> [What is being asked] Return the lines beginning at the one that contains "Parse this screenshot: output" and running to the end of the records, exactly and with nothing else. Omit pictures.

|---|

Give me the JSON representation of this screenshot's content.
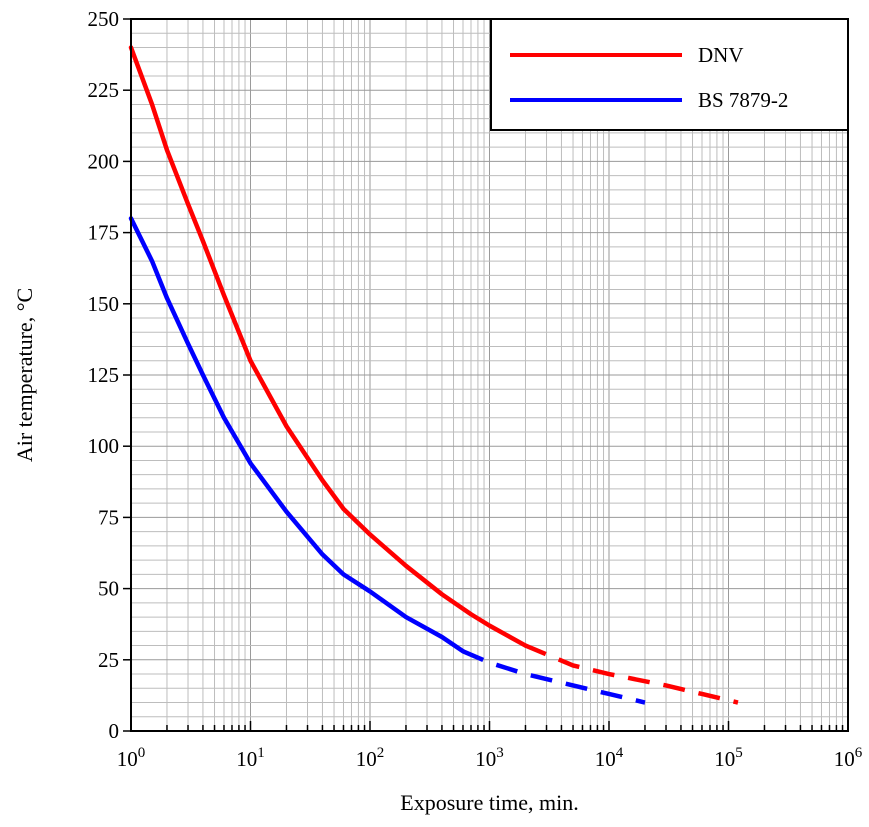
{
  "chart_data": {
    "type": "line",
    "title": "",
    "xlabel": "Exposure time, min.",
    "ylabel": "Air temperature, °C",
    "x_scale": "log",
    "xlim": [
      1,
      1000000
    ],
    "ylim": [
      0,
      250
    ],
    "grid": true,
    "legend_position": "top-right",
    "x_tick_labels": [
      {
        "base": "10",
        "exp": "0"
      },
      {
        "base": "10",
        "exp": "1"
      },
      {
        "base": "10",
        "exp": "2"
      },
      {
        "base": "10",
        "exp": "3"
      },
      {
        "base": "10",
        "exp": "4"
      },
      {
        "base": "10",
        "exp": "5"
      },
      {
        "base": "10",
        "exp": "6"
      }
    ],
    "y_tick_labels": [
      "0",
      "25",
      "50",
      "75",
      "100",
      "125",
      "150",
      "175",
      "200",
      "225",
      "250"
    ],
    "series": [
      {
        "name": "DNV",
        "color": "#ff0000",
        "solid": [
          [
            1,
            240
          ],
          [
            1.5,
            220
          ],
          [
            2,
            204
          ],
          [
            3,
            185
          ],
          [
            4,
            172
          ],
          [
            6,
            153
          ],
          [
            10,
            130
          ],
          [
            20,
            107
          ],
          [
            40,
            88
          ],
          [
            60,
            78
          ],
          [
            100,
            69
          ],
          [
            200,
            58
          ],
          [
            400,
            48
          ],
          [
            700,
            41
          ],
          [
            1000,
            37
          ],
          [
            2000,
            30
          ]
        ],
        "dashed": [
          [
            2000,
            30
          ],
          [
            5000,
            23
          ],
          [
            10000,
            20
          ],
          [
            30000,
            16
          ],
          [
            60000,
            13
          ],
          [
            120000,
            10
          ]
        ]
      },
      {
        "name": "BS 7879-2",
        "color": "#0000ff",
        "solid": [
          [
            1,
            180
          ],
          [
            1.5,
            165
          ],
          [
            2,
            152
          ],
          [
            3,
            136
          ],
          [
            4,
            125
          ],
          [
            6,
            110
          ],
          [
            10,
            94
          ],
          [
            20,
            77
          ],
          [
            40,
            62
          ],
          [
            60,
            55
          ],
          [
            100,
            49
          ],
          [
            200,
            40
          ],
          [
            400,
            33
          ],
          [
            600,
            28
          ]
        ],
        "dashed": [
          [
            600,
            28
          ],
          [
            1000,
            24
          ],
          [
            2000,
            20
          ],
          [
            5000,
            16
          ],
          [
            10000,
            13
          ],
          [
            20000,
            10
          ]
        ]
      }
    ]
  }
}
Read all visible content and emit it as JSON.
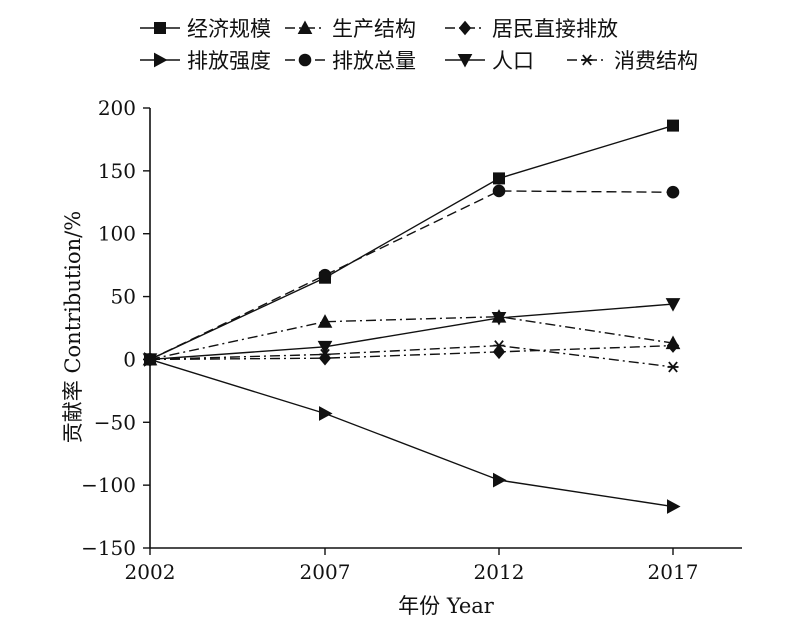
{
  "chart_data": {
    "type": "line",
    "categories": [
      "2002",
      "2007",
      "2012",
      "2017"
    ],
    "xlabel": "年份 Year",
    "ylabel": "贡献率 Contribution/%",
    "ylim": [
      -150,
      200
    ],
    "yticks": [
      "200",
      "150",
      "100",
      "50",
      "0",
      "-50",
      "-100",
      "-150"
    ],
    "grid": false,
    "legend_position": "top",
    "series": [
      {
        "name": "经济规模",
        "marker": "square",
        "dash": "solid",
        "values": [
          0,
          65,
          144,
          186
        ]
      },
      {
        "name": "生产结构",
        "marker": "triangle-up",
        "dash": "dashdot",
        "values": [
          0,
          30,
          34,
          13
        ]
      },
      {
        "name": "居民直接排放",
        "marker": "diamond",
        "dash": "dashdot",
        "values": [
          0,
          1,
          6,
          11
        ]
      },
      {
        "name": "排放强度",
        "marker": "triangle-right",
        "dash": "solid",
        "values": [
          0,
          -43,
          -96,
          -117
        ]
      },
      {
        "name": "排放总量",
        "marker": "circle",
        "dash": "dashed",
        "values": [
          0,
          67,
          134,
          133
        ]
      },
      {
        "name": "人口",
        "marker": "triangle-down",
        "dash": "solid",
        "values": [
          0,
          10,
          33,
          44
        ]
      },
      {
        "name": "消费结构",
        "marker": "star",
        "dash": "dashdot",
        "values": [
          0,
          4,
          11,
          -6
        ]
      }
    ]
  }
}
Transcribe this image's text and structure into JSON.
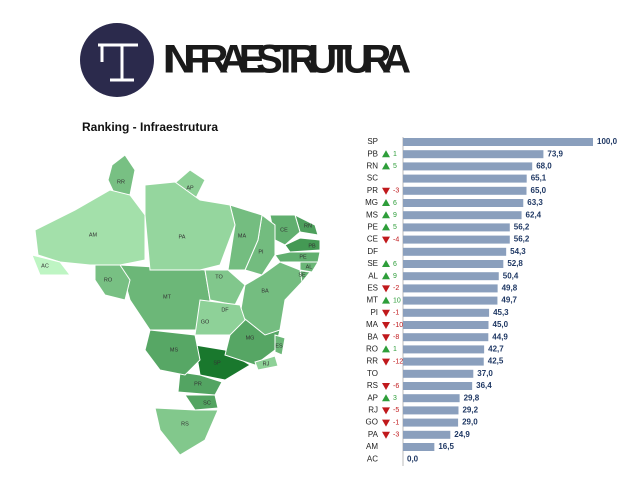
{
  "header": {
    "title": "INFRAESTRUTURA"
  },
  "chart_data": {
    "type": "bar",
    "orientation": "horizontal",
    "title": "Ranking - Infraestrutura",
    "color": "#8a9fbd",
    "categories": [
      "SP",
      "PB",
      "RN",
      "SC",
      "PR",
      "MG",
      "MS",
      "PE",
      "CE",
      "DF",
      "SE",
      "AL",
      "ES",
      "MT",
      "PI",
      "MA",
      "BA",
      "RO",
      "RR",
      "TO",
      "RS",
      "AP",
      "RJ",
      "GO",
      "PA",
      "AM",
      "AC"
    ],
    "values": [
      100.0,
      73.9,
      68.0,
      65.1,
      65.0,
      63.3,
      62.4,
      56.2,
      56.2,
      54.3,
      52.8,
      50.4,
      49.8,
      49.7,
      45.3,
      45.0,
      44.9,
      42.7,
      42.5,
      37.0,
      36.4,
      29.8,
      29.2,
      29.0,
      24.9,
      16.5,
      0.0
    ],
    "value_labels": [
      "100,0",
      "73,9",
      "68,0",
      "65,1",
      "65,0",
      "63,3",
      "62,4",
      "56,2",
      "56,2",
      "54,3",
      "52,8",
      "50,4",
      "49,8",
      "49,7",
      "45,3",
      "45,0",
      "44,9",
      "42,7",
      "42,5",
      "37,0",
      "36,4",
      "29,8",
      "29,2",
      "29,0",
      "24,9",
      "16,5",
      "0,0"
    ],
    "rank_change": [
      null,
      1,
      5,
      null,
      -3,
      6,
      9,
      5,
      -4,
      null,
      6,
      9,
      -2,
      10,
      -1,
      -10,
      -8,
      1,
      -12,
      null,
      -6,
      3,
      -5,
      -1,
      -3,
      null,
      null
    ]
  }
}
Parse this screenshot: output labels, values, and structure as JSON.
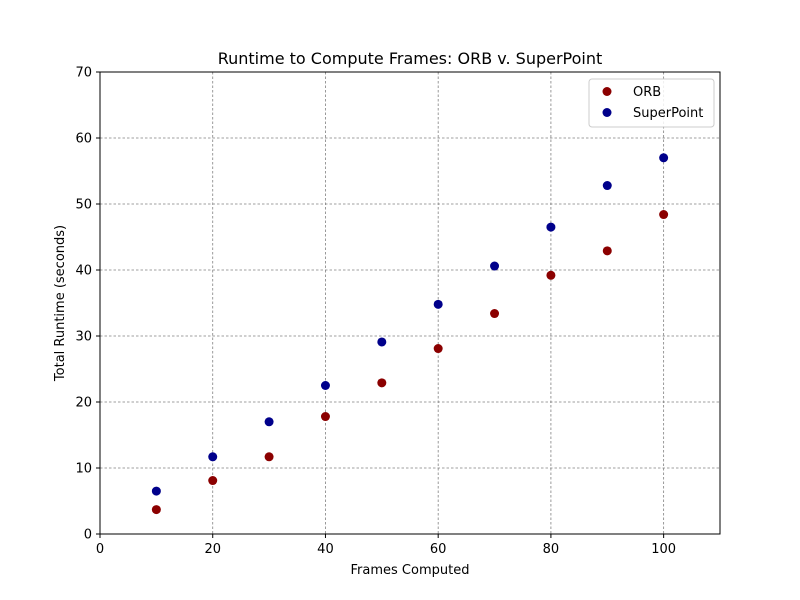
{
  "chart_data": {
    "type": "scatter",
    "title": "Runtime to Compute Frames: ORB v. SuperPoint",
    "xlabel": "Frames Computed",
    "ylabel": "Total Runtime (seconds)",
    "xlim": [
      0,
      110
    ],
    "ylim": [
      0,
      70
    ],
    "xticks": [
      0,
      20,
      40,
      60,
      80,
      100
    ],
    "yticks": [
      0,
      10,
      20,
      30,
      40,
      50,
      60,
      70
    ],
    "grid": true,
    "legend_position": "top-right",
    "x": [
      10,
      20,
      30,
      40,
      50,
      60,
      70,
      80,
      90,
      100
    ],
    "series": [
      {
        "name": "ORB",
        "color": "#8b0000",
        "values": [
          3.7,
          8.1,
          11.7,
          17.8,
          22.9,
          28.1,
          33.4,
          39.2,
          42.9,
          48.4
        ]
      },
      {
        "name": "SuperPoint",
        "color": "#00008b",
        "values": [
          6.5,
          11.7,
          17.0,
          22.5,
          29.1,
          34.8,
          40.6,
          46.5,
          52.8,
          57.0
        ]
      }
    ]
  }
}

|---|

> [Task output]
Parse this screenshot: output labels, values, and structure as JSON.
{
  "chart_data": {
    "type": "scatter",
    "title": "Runtime to Compute Frames: ORB v. SuperPoint",
    "xlabel": "Frames Computed",
    "ylabel": "Total Runtime (seconds)",
    "xlim": [
      0,
      110
    ],
    "ylim": [
      0,
      70
    ],
    "xticks": [
      0,
      20,
      40,
      60,
      80,
      100
    ],
    "yticks": [
      0,
      10,
      20,
      30,
      40,
      50,
      60,
      70
    ],
    "grid": true,
    "legend_position": "top-right",
    "x": [
      10,
      20,
      30,
      40,
      50,
      60,
      70,
      80,
      90,
      100
    ],
    "series": [
      {
        "name": "ORB",
        "color": "#8b0000",
        "values": [
          3.7,
          8.1,
          11.7,
          17.8,
          22.9,
          28.1,
          33.4,
          39.2,
          42.9,
          48.4
        ]
      },
      {
        "name": "SuperPoint",
        "color": "#00008b",
        "values": [
          6.5,
          11.7,
          17.0,
          22.5,
          29.1,
          34.8,
          40.6,
          46.5,
          52.8,
          57.0
        ]
      }
    ]
  }
}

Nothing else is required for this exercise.